··· Supplied data
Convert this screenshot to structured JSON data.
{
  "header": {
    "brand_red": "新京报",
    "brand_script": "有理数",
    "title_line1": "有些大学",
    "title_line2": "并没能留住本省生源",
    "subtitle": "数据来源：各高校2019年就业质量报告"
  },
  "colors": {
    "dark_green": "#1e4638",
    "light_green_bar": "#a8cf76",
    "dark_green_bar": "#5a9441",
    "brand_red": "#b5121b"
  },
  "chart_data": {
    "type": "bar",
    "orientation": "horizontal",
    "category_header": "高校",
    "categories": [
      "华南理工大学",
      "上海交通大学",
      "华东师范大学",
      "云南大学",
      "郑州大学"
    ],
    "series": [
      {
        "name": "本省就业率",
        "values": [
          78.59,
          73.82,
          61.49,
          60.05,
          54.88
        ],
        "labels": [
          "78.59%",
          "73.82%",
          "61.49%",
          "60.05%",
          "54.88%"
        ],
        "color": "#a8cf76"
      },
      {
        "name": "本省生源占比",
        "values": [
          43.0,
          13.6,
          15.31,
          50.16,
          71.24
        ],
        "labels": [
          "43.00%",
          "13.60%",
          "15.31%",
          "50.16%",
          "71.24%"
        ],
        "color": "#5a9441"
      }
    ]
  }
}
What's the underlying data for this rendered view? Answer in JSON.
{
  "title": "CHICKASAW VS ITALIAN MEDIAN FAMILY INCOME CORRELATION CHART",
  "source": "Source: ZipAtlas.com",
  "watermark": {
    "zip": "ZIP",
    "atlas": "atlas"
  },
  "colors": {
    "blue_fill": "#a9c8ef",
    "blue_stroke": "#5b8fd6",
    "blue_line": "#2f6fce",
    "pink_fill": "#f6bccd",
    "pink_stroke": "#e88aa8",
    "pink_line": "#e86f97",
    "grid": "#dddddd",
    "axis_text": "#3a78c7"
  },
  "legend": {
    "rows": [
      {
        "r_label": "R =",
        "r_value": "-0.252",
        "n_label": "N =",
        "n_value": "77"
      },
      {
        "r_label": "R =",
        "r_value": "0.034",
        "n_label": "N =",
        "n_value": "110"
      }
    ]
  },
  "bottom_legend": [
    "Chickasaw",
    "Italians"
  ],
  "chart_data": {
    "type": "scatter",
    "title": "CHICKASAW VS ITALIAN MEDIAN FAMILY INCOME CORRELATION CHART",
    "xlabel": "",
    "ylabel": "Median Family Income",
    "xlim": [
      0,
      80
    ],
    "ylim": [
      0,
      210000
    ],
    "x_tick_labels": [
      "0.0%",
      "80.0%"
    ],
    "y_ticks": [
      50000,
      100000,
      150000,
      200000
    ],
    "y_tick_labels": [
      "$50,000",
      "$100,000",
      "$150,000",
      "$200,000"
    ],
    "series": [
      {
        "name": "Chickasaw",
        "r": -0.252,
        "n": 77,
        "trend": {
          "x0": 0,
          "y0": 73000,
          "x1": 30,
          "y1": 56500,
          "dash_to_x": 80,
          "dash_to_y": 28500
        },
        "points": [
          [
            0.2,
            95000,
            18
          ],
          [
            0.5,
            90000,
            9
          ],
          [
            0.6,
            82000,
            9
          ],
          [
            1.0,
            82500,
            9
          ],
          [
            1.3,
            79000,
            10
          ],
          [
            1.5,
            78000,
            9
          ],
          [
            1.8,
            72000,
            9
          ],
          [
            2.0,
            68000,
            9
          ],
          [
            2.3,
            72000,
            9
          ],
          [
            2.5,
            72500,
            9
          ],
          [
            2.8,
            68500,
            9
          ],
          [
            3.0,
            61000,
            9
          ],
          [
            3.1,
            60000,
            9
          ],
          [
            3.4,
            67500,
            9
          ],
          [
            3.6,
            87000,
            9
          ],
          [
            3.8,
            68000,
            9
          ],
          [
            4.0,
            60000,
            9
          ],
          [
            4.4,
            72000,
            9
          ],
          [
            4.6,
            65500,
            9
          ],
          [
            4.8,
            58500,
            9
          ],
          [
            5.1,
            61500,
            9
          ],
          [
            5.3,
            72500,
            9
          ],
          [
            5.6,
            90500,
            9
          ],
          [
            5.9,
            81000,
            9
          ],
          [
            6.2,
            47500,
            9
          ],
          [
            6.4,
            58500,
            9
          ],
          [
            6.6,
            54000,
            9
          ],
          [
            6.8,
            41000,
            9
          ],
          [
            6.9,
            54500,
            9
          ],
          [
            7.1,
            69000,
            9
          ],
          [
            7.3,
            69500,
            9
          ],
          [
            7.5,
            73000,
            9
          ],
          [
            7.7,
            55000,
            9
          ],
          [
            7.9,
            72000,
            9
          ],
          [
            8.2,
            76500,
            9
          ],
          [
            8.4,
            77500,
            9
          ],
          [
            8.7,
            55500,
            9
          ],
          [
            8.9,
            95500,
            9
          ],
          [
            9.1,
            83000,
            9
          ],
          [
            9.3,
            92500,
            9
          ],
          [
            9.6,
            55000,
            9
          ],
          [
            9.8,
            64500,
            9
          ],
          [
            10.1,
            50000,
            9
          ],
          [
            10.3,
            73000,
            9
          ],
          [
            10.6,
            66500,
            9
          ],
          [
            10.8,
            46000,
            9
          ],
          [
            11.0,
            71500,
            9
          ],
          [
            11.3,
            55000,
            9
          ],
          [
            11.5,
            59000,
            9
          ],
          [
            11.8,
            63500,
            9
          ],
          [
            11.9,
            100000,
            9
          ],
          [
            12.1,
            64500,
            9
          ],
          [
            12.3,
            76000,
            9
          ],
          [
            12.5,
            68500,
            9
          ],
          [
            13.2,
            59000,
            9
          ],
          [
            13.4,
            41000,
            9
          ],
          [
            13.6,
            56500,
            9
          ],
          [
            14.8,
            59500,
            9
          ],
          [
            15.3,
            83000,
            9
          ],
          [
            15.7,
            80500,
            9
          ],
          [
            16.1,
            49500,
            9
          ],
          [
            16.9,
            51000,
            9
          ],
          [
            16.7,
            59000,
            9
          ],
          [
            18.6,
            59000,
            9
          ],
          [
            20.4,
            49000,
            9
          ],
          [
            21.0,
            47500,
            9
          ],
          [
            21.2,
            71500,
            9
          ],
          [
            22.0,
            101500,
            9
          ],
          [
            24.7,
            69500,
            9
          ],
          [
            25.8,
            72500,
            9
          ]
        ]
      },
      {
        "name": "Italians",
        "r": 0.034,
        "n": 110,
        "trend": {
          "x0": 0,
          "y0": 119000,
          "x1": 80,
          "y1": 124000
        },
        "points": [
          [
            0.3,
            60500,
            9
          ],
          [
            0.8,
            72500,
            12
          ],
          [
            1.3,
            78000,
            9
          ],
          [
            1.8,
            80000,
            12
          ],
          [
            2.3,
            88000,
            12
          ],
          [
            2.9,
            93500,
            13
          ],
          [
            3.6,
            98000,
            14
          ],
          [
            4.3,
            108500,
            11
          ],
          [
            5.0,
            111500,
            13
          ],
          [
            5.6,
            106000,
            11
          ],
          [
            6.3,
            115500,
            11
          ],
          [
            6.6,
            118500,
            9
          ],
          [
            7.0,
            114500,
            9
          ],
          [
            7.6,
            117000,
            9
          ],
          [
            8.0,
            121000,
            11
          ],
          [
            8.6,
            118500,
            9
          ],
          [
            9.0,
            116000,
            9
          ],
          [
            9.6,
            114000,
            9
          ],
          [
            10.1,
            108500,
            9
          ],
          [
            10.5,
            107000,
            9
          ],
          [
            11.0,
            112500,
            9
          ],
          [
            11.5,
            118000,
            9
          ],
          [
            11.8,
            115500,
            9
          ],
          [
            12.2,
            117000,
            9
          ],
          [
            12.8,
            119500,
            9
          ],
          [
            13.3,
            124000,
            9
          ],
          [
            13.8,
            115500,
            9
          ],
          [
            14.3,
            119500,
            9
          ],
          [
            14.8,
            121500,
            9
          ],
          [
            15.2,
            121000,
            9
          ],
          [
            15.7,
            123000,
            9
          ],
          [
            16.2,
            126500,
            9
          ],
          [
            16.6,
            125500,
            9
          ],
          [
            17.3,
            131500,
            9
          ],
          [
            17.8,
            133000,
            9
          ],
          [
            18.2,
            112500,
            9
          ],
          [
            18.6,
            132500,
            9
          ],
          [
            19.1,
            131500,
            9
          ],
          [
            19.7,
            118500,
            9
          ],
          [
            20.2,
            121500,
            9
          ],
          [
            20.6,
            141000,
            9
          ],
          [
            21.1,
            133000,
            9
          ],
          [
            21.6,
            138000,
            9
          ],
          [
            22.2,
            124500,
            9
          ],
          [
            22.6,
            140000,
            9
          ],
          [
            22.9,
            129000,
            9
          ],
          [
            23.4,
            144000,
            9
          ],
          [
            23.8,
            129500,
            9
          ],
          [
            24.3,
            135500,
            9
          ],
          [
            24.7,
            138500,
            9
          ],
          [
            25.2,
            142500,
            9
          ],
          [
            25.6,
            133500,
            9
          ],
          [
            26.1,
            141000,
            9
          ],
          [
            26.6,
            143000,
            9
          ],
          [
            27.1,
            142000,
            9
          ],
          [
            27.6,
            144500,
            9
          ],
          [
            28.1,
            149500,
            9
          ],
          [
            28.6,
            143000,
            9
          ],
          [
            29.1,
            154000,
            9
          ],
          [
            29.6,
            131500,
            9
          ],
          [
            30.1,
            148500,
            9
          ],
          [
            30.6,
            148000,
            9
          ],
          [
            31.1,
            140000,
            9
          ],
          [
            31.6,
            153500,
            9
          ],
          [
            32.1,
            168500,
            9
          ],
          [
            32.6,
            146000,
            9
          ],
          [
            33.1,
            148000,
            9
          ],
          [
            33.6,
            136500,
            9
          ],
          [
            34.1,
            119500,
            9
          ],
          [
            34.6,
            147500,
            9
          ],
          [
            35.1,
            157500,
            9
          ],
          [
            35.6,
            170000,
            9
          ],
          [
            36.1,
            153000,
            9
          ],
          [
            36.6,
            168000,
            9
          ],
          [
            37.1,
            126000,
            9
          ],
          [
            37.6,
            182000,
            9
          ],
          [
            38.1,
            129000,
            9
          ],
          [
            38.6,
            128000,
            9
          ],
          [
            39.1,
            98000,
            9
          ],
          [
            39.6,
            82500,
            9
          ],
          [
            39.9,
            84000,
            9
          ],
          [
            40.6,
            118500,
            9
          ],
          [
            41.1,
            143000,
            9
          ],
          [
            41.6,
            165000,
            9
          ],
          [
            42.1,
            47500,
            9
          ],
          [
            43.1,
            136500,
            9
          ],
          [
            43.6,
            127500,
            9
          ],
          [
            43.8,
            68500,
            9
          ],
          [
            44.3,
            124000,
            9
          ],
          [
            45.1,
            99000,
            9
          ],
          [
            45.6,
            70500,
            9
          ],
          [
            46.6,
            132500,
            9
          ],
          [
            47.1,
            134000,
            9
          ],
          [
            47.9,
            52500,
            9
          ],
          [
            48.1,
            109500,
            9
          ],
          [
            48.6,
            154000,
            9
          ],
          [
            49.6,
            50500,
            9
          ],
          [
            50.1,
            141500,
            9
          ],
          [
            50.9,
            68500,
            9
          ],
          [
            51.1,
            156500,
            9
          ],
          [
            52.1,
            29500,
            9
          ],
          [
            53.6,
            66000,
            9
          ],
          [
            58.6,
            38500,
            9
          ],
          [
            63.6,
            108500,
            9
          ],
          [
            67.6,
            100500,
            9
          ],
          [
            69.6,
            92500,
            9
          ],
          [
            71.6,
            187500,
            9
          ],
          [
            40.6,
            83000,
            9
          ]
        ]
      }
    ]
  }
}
······
--- What is asked ---
In the listing above, locate each line with "CORRELATION" and copy it.

--- Worked solution ---
  "title": "CHICKASAW VS ITALIAN MEDIAN FAMILY INCOME CORRELATION CHART",
    "title": "CHICKASAW VS ITALIAN MEDIAN FAMILY INCOME CORRELATION CHART",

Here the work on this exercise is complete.